> **AIM OF THE TASK**:
Filter the listing and keep only the lines with the word "JSON".

> **PROVIDED ENTRIES**:

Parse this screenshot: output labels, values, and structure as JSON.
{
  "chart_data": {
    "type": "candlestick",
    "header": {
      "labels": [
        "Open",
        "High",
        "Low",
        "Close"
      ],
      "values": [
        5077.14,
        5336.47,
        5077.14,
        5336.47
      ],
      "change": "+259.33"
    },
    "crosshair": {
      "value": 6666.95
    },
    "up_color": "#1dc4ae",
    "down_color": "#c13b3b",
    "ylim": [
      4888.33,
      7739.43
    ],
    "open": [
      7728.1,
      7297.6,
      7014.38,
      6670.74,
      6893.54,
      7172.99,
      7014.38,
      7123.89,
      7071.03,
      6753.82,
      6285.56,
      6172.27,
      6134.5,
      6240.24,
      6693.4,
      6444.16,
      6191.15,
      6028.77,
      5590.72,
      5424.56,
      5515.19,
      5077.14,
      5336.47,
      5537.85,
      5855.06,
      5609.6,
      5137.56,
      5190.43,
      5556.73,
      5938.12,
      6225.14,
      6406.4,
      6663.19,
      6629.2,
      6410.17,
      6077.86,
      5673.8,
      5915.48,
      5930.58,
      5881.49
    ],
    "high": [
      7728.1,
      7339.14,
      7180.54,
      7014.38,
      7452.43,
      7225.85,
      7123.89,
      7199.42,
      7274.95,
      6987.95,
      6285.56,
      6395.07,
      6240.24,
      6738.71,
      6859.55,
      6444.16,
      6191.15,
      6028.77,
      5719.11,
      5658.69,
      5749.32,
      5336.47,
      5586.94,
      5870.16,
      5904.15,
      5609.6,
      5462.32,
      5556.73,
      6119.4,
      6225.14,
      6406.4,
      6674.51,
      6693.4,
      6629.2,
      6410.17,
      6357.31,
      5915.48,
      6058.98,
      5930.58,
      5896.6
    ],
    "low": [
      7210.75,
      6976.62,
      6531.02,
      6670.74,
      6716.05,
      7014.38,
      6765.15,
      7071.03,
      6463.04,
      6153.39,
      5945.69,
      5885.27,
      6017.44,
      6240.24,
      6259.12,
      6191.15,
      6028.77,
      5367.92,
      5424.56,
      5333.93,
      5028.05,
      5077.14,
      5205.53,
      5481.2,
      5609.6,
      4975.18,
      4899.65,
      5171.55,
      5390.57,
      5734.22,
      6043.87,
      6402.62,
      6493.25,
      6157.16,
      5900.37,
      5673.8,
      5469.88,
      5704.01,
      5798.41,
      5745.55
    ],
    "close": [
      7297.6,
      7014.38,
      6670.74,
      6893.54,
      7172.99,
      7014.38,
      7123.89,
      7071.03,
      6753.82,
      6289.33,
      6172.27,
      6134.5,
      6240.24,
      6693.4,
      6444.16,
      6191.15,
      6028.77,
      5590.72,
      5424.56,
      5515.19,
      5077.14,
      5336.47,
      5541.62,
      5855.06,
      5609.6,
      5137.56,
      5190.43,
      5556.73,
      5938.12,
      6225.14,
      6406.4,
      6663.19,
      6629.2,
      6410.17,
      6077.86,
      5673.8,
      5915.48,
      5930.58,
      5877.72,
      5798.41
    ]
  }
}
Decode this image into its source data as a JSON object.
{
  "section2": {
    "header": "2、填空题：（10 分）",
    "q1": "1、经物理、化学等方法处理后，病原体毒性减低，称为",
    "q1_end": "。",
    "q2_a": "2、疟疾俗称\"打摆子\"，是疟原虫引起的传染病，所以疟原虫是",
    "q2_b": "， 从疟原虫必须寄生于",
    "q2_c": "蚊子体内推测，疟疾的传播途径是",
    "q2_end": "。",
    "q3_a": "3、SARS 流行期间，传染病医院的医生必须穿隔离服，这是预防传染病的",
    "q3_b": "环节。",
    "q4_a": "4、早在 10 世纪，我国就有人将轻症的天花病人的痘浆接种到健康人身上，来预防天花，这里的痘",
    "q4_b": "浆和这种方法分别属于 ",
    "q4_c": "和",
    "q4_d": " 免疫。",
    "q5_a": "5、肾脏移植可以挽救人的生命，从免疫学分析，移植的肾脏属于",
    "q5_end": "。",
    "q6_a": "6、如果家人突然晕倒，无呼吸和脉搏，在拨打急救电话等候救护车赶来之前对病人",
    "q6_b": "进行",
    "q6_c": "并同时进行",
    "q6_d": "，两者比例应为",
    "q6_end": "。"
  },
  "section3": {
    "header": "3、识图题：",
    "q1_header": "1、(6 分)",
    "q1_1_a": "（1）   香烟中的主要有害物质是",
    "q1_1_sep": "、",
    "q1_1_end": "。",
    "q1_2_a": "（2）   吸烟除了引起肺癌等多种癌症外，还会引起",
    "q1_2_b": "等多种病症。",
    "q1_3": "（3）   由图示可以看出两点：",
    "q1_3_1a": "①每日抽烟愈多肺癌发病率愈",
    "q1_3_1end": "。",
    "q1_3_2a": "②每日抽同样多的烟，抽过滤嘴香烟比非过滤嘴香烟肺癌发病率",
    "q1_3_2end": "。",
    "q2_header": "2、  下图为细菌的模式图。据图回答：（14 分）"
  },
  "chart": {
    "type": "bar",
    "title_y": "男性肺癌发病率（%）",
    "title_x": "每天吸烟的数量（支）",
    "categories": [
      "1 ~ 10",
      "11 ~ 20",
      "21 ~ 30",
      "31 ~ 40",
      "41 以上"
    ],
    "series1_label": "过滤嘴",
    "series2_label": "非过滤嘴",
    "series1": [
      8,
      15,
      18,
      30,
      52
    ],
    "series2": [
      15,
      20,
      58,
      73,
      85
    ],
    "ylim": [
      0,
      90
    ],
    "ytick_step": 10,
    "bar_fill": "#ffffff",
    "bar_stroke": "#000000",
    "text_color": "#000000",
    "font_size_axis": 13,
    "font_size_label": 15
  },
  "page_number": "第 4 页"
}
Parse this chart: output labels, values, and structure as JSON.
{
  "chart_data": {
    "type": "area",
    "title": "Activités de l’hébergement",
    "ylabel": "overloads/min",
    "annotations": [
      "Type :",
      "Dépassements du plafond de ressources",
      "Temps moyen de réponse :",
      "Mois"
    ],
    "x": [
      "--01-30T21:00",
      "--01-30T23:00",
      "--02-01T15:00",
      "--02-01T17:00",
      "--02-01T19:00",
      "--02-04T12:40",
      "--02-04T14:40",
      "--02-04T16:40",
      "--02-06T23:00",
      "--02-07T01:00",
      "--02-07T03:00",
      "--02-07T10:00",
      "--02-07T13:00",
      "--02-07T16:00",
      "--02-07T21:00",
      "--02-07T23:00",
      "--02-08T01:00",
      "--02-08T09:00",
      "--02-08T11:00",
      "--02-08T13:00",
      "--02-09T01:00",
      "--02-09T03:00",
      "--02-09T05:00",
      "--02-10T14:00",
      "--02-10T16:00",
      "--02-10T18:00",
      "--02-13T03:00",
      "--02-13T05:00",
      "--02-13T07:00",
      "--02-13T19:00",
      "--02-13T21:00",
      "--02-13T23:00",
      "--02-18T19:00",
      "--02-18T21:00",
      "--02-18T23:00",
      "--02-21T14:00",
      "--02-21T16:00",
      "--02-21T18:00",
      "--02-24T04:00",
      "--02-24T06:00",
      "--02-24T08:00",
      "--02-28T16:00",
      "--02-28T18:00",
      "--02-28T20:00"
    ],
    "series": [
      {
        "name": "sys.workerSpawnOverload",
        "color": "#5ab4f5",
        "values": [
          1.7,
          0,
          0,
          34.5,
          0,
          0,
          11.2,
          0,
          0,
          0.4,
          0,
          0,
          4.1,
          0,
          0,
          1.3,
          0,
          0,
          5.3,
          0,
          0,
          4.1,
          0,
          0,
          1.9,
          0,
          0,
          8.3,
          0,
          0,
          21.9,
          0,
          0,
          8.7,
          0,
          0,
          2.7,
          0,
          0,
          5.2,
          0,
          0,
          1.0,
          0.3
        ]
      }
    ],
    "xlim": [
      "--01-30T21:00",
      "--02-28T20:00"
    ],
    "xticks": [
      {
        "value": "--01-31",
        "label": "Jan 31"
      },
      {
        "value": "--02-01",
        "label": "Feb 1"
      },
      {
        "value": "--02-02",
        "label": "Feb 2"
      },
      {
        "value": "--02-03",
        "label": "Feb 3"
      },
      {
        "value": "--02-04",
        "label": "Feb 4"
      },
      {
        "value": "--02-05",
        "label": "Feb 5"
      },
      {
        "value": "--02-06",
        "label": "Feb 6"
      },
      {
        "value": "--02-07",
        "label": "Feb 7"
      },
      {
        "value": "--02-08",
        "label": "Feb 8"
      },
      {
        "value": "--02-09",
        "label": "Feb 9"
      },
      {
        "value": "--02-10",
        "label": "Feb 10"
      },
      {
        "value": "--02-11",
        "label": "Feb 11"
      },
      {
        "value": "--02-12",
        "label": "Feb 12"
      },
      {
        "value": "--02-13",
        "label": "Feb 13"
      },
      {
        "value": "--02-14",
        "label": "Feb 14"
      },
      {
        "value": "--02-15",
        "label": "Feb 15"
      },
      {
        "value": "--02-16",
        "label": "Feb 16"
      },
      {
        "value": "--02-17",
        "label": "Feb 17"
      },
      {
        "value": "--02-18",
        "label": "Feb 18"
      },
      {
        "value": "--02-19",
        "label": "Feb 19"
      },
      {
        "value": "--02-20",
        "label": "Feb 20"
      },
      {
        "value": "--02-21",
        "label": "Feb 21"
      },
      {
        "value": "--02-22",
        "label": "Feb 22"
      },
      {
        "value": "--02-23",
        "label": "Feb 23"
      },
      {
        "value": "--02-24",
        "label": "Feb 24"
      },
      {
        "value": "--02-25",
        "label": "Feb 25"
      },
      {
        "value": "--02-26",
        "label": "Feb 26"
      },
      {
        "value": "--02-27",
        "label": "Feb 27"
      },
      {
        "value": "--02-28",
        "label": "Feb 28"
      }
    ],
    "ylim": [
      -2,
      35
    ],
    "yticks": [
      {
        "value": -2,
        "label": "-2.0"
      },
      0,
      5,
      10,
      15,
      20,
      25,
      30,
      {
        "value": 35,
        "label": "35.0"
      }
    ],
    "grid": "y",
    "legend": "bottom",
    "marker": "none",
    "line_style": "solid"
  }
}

> **CORRECT OUTPUT**:
Parse this screenshot: output labels, values, and structure as JSON.
Decode this image into its source data as a JSON object.
Parse this chart: output labels, values, and structure as JSON.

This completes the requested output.